▶ _GOAL_: Only lines with the word "type" are needed; collect each of them from the listing below.

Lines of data

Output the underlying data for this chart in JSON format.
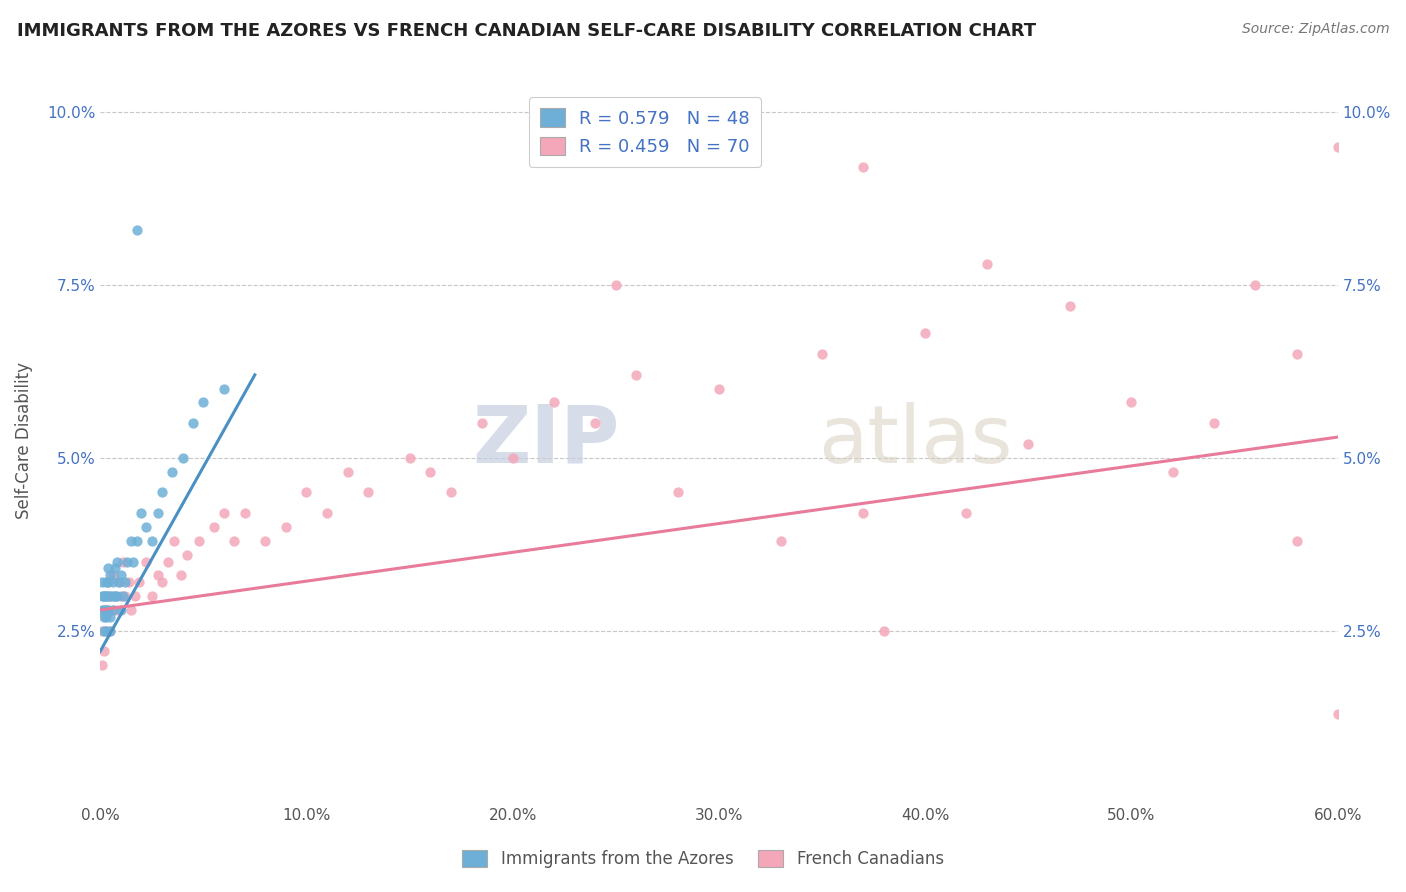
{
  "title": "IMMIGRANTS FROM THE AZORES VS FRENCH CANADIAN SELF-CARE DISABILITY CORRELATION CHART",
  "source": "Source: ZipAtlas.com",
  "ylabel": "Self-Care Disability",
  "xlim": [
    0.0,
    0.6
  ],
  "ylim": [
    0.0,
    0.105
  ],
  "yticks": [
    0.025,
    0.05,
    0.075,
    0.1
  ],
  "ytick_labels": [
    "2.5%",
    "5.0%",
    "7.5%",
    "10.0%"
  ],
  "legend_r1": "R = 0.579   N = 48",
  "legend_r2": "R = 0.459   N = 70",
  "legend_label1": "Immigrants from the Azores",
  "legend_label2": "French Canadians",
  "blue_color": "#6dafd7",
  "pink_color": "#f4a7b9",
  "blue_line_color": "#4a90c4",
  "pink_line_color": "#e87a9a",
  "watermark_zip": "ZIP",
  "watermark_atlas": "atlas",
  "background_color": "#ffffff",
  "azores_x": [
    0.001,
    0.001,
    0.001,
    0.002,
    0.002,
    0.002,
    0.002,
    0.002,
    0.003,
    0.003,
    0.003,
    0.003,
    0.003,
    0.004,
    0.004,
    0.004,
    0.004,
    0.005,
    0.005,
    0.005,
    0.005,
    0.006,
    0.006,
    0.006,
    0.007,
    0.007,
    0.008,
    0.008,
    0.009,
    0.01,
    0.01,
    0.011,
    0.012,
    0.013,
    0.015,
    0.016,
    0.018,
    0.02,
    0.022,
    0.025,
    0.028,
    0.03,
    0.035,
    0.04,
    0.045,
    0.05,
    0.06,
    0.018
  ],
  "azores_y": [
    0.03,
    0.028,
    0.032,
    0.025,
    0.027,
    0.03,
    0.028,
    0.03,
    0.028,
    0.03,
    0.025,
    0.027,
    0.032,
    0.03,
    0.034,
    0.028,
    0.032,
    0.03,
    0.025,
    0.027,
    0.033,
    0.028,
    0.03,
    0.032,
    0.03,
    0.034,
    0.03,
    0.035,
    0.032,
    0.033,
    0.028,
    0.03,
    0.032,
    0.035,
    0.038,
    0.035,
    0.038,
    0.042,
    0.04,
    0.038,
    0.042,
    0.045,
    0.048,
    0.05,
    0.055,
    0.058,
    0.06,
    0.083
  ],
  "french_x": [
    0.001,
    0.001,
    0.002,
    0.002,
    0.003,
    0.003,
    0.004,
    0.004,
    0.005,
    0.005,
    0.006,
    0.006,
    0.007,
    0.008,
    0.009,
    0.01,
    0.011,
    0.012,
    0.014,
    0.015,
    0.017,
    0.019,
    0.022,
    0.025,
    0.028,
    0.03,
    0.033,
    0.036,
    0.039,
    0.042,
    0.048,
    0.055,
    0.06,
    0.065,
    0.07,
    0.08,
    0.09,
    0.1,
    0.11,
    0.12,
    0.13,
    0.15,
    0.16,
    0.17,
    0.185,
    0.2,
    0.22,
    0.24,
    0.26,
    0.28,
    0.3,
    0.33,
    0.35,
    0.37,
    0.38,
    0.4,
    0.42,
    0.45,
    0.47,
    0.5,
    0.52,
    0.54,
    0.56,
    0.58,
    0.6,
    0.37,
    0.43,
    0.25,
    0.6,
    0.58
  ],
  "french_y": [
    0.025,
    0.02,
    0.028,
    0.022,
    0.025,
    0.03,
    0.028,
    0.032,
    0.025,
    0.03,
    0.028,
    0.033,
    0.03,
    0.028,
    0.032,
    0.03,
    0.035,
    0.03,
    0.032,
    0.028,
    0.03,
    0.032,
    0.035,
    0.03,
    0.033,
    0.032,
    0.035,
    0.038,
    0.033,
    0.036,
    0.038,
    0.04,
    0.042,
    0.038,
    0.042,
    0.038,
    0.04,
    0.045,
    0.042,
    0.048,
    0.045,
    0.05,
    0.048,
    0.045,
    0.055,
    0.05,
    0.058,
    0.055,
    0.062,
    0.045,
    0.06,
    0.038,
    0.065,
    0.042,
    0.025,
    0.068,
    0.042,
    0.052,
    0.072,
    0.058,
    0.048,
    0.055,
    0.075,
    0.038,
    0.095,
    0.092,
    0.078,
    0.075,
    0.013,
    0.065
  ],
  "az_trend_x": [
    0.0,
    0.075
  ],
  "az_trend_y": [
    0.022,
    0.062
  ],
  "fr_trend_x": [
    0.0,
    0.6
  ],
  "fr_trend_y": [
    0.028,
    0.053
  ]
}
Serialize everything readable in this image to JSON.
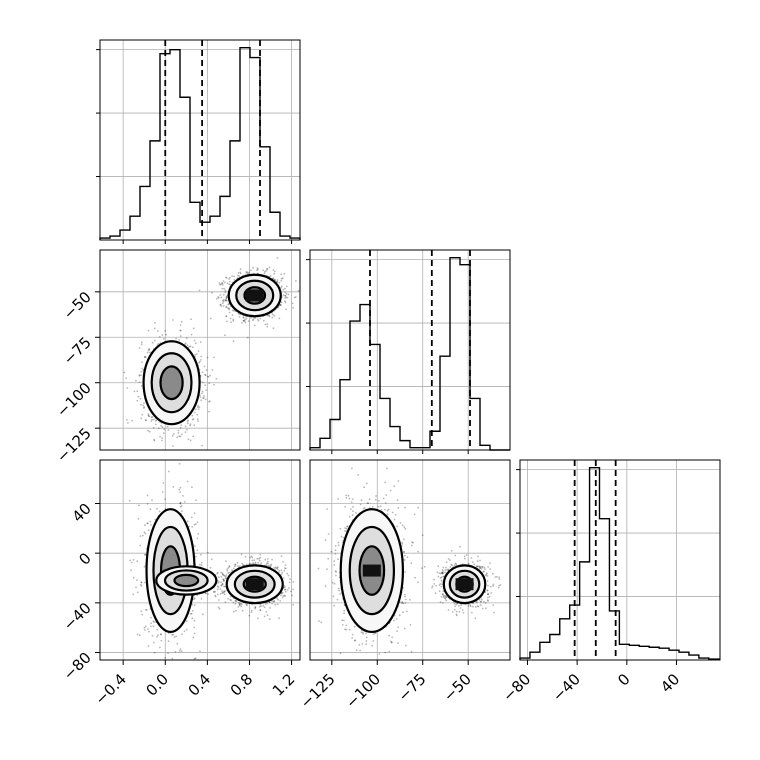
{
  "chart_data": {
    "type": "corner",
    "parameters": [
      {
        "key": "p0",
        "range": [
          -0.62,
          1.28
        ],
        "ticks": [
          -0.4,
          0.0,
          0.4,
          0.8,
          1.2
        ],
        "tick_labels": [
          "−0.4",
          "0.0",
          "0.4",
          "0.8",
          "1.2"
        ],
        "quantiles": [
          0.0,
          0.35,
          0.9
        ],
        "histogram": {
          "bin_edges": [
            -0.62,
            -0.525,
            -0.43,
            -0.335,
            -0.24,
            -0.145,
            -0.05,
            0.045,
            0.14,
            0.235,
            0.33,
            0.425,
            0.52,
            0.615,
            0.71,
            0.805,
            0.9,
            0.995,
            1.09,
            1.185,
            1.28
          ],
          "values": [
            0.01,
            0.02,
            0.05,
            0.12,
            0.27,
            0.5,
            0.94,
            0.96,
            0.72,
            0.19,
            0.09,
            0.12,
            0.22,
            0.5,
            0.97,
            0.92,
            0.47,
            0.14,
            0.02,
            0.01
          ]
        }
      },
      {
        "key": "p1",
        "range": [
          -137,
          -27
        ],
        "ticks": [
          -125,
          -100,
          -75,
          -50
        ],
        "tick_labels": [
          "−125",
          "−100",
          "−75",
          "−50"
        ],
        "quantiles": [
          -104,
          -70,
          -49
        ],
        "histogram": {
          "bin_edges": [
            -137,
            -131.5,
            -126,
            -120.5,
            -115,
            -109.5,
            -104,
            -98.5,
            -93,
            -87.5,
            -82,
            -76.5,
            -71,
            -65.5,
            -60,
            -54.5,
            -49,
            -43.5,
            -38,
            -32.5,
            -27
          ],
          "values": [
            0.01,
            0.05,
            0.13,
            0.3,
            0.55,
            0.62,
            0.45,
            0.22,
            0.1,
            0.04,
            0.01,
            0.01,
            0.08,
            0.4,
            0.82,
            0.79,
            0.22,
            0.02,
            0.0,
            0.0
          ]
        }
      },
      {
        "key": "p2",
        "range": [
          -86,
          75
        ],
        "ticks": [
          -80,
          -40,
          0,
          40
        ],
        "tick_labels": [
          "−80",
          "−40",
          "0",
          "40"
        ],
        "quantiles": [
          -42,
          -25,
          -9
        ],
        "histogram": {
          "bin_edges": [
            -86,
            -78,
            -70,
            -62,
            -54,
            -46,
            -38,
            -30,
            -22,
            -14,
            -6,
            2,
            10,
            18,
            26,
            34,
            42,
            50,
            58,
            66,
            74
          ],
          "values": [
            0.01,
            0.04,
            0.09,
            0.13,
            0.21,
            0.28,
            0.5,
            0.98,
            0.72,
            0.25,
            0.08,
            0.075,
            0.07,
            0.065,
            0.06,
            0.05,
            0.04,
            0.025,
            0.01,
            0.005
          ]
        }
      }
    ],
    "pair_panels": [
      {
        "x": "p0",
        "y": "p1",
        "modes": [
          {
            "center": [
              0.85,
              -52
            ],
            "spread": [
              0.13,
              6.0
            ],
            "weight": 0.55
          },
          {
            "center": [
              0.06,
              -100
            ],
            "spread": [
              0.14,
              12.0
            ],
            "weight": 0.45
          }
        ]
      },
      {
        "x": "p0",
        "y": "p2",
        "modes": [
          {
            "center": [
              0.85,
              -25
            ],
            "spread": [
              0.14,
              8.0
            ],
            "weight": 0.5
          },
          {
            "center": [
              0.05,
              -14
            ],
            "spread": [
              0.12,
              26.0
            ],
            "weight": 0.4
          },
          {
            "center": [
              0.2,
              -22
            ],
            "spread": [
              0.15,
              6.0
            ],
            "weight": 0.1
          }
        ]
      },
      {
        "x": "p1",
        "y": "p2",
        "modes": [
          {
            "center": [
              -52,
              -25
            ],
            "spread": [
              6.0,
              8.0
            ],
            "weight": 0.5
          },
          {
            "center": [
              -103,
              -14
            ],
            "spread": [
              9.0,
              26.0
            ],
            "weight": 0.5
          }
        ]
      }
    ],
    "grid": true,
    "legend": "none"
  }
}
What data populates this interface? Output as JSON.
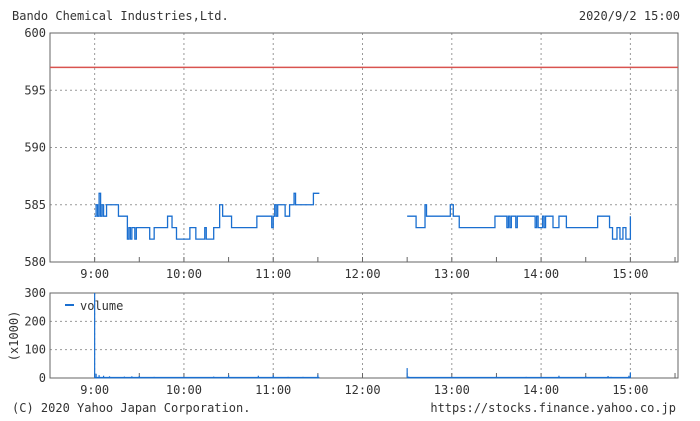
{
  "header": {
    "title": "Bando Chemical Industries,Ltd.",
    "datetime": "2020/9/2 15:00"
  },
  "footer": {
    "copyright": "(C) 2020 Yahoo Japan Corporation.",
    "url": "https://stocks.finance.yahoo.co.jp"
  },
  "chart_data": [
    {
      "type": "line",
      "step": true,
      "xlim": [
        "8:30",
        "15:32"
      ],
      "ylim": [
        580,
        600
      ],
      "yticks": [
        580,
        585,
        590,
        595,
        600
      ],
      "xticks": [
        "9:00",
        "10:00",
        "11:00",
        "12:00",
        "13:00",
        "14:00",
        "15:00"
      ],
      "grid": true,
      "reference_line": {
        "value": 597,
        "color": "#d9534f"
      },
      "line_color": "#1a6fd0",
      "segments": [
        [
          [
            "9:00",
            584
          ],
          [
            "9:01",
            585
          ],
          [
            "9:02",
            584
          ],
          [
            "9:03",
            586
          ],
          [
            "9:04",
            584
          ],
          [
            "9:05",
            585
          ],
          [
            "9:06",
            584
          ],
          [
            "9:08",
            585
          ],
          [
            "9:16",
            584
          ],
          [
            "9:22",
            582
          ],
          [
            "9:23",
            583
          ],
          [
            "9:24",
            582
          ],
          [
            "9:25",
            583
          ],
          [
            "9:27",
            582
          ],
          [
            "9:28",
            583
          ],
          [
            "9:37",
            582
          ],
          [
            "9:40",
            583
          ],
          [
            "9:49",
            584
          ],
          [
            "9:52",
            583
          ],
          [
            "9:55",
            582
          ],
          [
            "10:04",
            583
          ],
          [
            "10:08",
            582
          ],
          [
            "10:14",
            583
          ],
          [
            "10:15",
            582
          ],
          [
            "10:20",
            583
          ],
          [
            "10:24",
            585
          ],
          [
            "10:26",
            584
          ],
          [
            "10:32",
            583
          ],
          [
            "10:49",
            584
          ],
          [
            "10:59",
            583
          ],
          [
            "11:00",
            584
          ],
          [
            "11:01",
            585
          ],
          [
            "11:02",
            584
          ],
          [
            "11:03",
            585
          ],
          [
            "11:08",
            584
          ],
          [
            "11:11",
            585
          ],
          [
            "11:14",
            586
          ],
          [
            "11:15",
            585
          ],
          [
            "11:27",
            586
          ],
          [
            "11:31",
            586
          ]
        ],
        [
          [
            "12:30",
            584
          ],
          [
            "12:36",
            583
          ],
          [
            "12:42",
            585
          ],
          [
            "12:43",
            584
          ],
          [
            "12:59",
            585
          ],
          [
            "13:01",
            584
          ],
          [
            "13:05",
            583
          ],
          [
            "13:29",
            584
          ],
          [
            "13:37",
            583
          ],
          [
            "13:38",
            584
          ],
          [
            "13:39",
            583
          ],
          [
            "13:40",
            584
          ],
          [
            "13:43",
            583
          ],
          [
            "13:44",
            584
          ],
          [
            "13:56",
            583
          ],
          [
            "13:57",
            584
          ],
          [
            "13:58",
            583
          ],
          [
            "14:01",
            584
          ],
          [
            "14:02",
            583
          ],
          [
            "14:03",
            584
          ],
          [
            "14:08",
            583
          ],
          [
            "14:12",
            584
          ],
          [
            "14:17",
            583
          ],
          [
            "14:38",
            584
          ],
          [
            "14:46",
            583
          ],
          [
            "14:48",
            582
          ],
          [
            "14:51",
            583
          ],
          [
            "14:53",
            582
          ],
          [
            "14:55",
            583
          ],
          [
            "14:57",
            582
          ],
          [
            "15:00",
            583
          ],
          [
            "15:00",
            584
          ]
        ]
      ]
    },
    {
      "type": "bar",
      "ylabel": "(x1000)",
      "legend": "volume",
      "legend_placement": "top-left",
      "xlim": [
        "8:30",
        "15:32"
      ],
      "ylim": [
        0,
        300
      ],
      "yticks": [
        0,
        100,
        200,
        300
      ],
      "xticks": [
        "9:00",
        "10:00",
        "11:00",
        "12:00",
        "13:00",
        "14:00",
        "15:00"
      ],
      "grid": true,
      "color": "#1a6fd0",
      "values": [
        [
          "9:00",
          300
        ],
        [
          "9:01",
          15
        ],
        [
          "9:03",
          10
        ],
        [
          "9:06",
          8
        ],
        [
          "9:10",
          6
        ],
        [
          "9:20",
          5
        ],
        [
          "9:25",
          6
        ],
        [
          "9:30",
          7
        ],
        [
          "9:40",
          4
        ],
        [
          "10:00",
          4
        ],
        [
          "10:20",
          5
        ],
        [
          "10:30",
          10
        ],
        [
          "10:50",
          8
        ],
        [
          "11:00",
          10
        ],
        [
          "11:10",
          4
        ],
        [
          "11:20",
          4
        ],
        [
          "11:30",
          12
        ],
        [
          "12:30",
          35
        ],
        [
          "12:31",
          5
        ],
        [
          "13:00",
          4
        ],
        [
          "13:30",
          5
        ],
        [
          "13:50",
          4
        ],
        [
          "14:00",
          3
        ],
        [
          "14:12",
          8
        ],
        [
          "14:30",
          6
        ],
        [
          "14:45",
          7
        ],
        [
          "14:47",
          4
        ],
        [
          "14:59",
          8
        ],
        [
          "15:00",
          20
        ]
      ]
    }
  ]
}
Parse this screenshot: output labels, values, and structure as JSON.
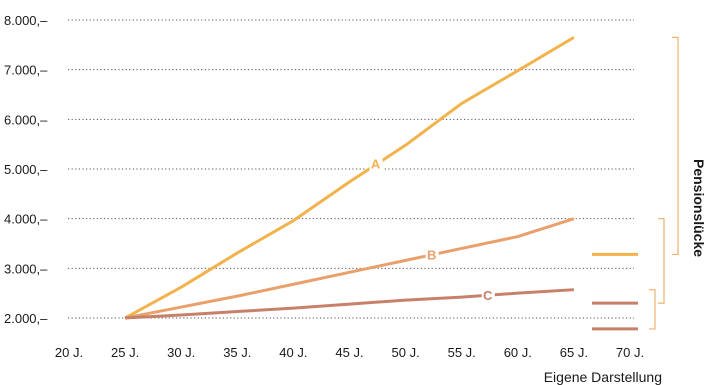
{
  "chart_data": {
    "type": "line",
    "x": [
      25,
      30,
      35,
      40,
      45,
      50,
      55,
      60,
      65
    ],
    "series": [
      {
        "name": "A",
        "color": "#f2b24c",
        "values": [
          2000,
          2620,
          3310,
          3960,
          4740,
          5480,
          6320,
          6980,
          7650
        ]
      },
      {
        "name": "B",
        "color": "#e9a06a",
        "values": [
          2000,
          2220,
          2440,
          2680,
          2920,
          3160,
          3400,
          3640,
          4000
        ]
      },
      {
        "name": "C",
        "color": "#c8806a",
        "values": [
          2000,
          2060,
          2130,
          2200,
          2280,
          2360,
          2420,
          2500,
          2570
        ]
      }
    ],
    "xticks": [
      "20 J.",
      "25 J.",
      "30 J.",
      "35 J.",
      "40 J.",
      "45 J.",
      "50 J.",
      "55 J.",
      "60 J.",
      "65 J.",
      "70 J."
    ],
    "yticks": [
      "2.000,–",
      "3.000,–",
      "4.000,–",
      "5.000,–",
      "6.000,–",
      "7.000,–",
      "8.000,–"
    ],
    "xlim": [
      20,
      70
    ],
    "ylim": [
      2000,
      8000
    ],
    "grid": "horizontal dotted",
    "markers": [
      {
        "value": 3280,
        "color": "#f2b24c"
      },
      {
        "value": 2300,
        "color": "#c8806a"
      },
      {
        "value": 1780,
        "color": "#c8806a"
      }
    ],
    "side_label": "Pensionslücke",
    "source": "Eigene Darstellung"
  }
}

▶ _COMPLETE RESPONSE_:
    "type": "corner",
      "type": "line",
      "type": "bar",
    "type": "line",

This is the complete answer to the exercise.